--- What you will do ---
Print the entries below in their entirety, exactly as they are written.

Collection entries:
====

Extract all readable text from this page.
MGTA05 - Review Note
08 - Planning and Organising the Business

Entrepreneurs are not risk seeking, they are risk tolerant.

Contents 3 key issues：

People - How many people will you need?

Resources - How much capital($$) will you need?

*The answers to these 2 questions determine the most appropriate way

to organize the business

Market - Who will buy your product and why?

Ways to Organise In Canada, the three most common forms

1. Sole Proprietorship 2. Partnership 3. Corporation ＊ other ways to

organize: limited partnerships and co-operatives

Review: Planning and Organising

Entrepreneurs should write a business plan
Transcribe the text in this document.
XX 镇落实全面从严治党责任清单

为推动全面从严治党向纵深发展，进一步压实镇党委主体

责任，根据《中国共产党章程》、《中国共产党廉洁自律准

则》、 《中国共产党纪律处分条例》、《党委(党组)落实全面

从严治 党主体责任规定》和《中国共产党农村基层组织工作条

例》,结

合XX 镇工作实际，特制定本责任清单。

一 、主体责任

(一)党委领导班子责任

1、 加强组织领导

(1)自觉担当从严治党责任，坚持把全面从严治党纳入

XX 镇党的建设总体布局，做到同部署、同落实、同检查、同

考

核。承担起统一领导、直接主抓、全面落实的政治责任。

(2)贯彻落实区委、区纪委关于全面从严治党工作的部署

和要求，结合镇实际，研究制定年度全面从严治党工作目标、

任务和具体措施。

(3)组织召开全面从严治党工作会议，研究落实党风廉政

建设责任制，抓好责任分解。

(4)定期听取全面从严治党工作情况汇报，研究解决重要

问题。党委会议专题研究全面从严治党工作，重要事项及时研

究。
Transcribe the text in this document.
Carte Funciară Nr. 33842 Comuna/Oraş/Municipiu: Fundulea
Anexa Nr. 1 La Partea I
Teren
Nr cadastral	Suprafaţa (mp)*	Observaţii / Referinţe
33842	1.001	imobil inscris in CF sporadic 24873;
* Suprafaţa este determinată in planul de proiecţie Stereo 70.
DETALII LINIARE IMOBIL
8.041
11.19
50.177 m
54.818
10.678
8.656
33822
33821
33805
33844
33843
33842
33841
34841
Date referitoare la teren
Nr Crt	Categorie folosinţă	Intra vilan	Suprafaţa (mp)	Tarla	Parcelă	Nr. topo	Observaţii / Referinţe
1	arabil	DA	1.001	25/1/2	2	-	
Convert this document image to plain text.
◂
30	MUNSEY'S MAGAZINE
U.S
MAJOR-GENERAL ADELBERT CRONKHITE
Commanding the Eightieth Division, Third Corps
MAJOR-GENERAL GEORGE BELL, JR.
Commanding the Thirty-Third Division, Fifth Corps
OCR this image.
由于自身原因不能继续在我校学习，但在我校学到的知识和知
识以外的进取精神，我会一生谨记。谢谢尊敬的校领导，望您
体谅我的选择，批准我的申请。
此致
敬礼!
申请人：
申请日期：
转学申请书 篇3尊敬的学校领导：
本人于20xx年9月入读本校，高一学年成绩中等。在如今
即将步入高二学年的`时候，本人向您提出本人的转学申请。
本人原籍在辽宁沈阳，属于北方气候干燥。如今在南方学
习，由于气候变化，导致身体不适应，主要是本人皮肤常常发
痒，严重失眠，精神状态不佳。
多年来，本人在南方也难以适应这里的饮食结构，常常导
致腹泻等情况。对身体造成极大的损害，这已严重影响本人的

====

--- Exercise output ---
Extract all readable text from this page.
MGTA05 - Review Note
08 - Planning and Organising the Business

Entrepreneurs are not risk seeking, they are risk tolerant.

Contents 3 key issues：

People - How many people will you need?

Resources - How much capital($$) will you need?

*The answers to these 2 questions determine the most appropriate way

to organize the business

Market - Who will buy your product and why?

Ways to Organise In Canada, the three most common forms

1. Sole Proprietorship 2. Partnership 3. Corporation ＊ other ways to

organize: limited partnerships and co-operatives

Review: Planning and Organising

Entrepreneurs should write a business plan
Transcribe the text in this document.
XX 镇落实全面从严治党责任清单

为推动全面从严治党向纵深发展，进一步压实镇党委主体

责任，根据《中国共产党章程》、《中国共产党廉洁自律准

则》、 《中国共产党纪律处分条例》、《党委(党组)落实全面

从严治 党主体责任规定》和《中国共产党农村基层组织工作条

例》,结

合XX 镇工作实际，特制定本责任清单。

一 、主体责任

(一)党委领导班子责任

1、 加强组织领导

(1)自觉担当从严治党责任，坚持把全面从严治党纳入

XX 镇党的建设总体布局，做到同部署、同落实、同检查、同

考

核。承担起统一领导、直接主抓、全面落实的政治责任。

(2)贯彻落实区委、区纪委关于全面从严治党工作的部署

和要求，结合镇实际，研究制定年度全面从严治党工作目标、

任务和具体措施。

(3)组织召开全面从严治党工作会议，研究落实党风廉政

建设责任制，抓好责任分解。

(4)定期听取全面从严治党工作情况汇报，研究解决重要

问题。党委会议专题研究全面从严治党工作，重要事项及时研

究。
Transcribe the text in this document.
Carte Funciară Nr. 33842 Comuna/Oraş/Municipiu: Fundulea
Anexa Nr. 1 La Partea I
Teren
Nr cadastral	Suprafaţa (mp)*	Observaţii / Referinţe
33842	1.001	imobil inscris in CF sporadic 24873;
* Suprafaţa este determinată in planul de proiecţie Stereo 70.
DETALII LINIARE IMOBIL
8.041
11.19
50.177 m
54.818
10.678
8.656
33822
33821
33805
33844
33843
33842
33841
34841
Date referitoare la teren
Nr Crt	Categorie folosinţă	Intra vilan	Suprafaţa (mp)	Tarla	Parcelă	Nr. topo	Observaţii / Referinţe
1	arabil	DA	1.001	25/1/2	2	-	
Convert this document image to plain text.
◂
30	MUNSEY'S MAGAZINE
U.S
MAJOR-GENERAL ADELBERT CRONKHITE
Commanding the Eightieth Division, Third Corps
MAJOR-GENERAL GEORGE BELL, JR.
Commanding the Thirty-Third Division, Fifth Corps
OCR this image.
由于自身原因不能继续在我校学习，但在我校学到的知识和知
识以外的进取精神，我会一生谨记。谢谢尊敬的校领导，望您
体谅我的选择，批准我的申请。
此致
敬礼!
申请人：
申请日期：
转学申请书 篇3尊敬的学校领导：
本人于20xx年9月入读本校，高一学年成绩中等。在如今
即将步入高二学年的`时候，本人向您提出本人的转学申请。
本人原籍在辽宁沈阳，属于北方气候干燥。如今在南方学
习，由于气候变化，导致身体不适应，主要是本人皮肤常常发
痒，严重失眠，精神状态不佳。
多年来，本人在南方也难以适应这里的饮食结构，常常导
致腹泻等情况。对身体造成极大的损害，这已严重影响本人的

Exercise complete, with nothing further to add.